--- DATA FOR THIS TASK ---
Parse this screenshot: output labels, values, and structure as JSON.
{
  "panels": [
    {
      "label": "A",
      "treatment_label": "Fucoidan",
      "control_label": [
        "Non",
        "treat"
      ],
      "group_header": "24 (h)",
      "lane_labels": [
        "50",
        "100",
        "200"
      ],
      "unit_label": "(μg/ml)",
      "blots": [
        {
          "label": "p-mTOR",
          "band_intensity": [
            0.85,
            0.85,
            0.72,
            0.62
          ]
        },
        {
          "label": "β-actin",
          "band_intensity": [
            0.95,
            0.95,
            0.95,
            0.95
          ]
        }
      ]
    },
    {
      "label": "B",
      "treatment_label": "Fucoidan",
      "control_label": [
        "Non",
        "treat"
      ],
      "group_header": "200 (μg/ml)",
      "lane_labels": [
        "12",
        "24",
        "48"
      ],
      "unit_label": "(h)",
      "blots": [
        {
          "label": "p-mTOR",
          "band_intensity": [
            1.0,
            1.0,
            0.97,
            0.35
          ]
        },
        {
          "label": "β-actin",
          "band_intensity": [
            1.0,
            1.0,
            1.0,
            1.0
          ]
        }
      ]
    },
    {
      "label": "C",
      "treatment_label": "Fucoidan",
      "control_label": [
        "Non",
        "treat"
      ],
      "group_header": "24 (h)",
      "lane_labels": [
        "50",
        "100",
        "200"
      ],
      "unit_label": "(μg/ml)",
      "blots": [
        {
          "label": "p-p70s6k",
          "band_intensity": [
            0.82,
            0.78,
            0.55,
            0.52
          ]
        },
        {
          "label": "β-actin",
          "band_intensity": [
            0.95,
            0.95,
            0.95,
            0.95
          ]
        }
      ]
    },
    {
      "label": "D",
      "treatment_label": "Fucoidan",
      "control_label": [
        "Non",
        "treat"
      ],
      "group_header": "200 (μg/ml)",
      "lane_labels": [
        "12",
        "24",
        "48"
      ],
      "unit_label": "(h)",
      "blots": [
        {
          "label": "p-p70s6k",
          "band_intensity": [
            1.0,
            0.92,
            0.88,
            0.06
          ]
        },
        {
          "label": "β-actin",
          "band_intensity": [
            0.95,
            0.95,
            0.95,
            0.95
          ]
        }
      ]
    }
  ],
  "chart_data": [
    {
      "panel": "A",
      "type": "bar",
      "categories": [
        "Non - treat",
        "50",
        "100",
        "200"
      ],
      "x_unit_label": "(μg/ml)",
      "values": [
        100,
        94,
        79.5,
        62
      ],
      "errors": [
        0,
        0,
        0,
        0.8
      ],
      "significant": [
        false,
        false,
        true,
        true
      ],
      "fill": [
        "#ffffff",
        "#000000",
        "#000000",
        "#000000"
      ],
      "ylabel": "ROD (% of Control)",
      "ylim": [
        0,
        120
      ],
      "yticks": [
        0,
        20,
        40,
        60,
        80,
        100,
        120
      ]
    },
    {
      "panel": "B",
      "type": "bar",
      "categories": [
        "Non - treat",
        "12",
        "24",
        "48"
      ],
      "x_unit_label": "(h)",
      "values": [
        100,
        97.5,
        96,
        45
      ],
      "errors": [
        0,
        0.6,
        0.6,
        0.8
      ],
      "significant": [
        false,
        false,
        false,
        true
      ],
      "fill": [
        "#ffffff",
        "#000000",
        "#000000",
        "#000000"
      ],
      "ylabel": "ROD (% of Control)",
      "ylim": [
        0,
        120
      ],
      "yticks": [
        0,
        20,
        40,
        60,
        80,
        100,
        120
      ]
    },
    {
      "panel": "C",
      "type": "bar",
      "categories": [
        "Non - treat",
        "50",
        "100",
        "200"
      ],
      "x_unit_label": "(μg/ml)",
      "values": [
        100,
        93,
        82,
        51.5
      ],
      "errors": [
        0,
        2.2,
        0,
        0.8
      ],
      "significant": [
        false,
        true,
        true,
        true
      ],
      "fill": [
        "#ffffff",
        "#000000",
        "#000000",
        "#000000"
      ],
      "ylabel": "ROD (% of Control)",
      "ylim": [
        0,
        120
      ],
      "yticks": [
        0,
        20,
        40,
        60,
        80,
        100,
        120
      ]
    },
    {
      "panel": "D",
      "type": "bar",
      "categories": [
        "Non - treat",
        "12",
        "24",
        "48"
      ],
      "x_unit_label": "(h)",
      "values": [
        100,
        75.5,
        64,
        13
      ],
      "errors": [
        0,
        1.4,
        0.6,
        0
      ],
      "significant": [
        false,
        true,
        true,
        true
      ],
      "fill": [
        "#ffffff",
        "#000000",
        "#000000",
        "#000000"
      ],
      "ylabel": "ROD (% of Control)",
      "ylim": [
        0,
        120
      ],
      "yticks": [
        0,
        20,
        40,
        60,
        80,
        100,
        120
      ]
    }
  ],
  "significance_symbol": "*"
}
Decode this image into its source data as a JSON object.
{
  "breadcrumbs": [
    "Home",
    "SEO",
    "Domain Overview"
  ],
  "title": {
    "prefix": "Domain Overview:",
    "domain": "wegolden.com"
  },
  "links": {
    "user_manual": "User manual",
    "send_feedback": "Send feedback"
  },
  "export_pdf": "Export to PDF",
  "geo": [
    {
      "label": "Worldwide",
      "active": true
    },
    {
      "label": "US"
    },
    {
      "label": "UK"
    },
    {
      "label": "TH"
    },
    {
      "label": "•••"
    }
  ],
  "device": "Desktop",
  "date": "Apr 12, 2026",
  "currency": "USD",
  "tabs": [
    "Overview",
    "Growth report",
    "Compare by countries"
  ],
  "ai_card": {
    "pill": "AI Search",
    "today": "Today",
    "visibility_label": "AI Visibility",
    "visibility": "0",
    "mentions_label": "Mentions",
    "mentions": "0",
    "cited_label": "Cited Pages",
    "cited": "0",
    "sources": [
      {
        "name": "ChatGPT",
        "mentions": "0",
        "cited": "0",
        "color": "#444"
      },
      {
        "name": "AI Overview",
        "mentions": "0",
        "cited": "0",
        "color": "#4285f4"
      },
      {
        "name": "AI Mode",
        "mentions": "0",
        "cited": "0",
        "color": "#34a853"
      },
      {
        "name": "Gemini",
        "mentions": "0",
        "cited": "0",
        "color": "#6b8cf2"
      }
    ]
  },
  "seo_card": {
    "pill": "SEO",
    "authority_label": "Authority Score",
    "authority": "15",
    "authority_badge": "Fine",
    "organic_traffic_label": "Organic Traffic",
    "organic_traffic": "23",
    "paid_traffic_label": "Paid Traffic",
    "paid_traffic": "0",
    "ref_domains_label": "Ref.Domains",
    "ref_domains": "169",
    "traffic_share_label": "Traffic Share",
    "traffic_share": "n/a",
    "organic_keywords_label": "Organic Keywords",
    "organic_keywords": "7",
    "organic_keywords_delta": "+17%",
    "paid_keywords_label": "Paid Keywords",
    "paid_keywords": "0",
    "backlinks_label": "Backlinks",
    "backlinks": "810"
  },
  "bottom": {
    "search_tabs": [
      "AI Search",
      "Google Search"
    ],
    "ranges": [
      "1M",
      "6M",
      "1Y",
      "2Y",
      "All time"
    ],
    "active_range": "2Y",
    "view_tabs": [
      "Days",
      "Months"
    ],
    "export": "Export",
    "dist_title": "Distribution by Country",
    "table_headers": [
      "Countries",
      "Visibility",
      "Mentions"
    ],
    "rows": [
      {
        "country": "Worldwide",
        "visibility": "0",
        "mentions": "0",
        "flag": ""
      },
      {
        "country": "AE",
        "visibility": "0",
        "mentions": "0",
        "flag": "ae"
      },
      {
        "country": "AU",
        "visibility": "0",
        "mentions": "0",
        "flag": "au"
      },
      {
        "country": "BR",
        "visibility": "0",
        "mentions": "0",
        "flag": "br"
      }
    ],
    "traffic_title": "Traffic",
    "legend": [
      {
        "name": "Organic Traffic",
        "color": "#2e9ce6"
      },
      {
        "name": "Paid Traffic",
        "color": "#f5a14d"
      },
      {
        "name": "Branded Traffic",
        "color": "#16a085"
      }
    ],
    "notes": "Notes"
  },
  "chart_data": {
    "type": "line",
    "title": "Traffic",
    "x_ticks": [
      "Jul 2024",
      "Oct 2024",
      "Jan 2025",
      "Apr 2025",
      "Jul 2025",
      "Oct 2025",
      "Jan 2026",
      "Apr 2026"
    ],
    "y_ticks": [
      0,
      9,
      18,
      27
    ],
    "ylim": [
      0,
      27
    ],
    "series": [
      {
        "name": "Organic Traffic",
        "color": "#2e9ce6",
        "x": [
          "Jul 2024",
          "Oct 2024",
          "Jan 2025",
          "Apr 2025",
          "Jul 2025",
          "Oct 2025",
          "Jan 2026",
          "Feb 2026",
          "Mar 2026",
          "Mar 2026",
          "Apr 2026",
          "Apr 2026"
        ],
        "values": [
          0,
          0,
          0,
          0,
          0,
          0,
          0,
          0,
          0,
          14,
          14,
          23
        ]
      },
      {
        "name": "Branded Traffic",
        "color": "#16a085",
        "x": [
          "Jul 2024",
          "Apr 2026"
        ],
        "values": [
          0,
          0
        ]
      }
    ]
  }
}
---
→ **WHAT YOU SHOULD DO**:
Using the listing above, say how many of its lines contain the string "Worldwide", giving nothing but the figure.

→ **WORKED ANSWER**:
2